EXERCISE INSTRUCTIONS
A - Retype the workplace equity text between "Microaggressions remain one" and "performance and retention.", inclusive.
B - Answer these questions using the workplace equity text:
(i) What is the title of the series being shared?
(ii) Which day covers promotion pathways?
(iii) What three things does micromanagement limit, according to the Day 10 section?
C - Write the next part of the workplace equity text, picking up after its final sentence.

Over the past several weeks, I’ve been sharing a series titled 28 Things Black People Actually Want From Their Employers. While each post focuses on a specific workplace dynamic, a consistent theme has emerged:

Black professionals are not asking for symbolic inclusion. We are asking for structural clarity, cultural honesty, and equitable access to power.

Days 7 through 13 focus heavily on the invisible systems that shape career advancement, workplace safety, and cultural belonging. These are often the places where organizations unintentionally reinforce inequity, not through explicit exclusion, but through ambiguity, unchecked bias, and fear-driven leadership decisions.

Here is a closer look at the institutional shifts Black employees are asking organizations to make.

Day 7: Promotion Pathways Must Be Transparent

Black employees want clarity around how advancement actually happens. Too many organizations rely on vague criteria, subjective decision-making, or inconsistent promotion practices.

True equity requires clear advancement criteria, multi-source evaluations, and salary alignment during promotions.

Day 8: Respect Black Language and Stop Cultural Extraction

Many Black professionals navigate multiple dialects and communication styles while being pressured to code-switch in professional settings. Meanwhile, organizations frequently adopt Black vernacular for branding and marketing without supporting Black employees internally.

Day 9: Microaggressions Are Small Actions With Massive Cultural Impact

Microaggressions remain one of the most common and normalized forms of workplace harm. Though often dismissed as minor, they create long-term emotional, professional, and health consequences for Black employees.

Day 10: Micromanagement Is More Than a Leadership Style Issue

Micromanagement often disproportionately targets Black employees, limiting autonomy, creativity, and professional growth. Trust-based leadership is not just relational — it is essential for performance and retention.

DATA FOR ANALYSIS
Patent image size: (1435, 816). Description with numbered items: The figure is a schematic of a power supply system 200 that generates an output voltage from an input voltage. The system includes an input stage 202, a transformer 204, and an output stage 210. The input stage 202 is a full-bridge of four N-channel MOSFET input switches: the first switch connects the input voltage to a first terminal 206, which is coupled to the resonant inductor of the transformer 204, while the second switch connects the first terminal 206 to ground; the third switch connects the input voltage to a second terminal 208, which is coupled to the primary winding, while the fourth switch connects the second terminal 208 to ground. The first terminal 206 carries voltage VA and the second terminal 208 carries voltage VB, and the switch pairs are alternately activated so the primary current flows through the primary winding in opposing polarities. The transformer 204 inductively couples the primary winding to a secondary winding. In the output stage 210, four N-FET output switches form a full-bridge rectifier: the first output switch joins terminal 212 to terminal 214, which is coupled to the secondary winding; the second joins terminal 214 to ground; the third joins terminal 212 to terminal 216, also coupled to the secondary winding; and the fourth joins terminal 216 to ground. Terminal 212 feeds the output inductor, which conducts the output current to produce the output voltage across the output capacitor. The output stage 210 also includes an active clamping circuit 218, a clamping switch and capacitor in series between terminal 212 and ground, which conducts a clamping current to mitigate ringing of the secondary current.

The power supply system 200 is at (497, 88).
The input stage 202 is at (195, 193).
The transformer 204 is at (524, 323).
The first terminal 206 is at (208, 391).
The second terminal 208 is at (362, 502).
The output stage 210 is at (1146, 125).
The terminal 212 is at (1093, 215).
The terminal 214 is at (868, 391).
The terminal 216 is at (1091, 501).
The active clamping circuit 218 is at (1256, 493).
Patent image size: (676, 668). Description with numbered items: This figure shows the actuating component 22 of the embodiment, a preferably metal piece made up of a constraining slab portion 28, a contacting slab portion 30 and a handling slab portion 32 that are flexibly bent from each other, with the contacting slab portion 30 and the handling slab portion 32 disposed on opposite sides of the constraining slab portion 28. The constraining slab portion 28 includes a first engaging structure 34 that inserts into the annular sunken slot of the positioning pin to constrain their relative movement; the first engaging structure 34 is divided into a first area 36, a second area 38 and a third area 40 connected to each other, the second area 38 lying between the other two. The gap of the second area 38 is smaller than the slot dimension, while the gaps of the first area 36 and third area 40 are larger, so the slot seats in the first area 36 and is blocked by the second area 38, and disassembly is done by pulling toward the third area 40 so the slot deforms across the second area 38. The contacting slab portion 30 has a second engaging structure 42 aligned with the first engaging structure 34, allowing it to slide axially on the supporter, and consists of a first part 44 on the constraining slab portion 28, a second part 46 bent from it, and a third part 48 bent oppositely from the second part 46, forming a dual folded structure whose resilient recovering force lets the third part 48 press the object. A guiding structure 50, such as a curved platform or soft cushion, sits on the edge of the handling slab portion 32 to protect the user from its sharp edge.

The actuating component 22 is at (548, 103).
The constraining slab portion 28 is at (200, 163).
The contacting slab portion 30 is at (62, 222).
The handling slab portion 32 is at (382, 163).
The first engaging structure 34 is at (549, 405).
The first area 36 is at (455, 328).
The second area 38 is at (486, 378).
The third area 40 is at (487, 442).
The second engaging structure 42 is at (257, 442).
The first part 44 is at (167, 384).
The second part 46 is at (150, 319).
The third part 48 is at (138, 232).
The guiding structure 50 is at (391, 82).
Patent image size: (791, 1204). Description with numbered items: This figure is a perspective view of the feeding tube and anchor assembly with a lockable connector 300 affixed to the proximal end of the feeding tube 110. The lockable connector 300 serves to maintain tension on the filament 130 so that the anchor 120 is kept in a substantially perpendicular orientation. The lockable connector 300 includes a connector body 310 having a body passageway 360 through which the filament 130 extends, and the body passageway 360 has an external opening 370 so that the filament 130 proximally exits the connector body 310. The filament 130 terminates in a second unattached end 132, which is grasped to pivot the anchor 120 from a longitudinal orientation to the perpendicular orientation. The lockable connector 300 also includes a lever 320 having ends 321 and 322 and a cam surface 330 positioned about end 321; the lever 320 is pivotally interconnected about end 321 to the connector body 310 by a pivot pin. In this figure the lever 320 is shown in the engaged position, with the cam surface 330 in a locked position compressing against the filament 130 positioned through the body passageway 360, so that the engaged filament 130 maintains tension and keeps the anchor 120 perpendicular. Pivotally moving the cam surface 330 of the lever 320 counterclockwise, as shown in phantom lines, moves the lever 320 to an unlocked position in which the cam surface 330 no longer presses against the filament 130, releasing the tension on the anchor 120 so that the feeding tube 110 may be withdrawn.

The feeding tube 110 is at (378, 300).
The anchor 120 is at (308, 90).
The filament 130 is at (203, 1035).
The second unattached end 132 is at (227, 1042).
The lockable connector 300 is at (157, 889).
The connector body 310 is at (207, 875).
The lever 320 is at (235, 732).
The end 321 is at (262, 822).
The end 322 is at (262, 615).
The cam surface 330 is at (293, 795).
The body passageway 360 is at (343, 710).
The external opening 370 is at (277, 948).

RESULTS OF THE EXERCISE
A -
Microaggressions remain one of the most common and normalized forms of workplace harm. Though often dismissed as minor, they create long-term emotional, professional, and health consequences for Black employees.

Day 10: Micromanagement Is More Than a Leadership Style Issue

Micromanagement often disproportionately targets Black employees, limiting autonomy, creativity, and professional growth. Trust-based leadership is not just relational — it is essential for performance and retention.

B -
(i) 28 Things Black People Actually Want From Their Employers
(ii) Day 7
(iii) Autonomy, creativity, and professional growth

C -
Day 11: Black Introverts Need Inclusive Work Design

Black introverts frequently carry the dual pressure of navigating racial isolation and extroversion-based workplace norms. Inclusive workplaces create multiple ways for employees to engage, communicate, and recharge.

Day 12: Equity Leadership Requires Courage, Not Panic

Recent legal challenges to DEI work have caused many organizations to retreat prematurely. However, fear-driven decision-making often weakens both culture and compliance.

👉🏽 Read the full post to explore why strategic rigor, not fear, should guide equity leadership.

Day 13: It’s Time to Rethink Professionalism

Professionalism is often used as coded language that enforces narrow cultural norms around appearance, communication, and identity. Expanding definitions of professionalism allows employees to show up authentically without compromising performance.

The Pattern We Cannot Ignore

These conversations all point to the same truth:

Workplace culture is shaped by systems.

Black employees are asking organizations to build environments where advancement is transparent, identity is respected, leadership is accountable, and inclusion is operationalized.

If you’re interested in exploring each topic more deeply, I encourage you to read the full posts and continue engaging in this series.

Because institutional change begins with honest reflection and continues through intentional action.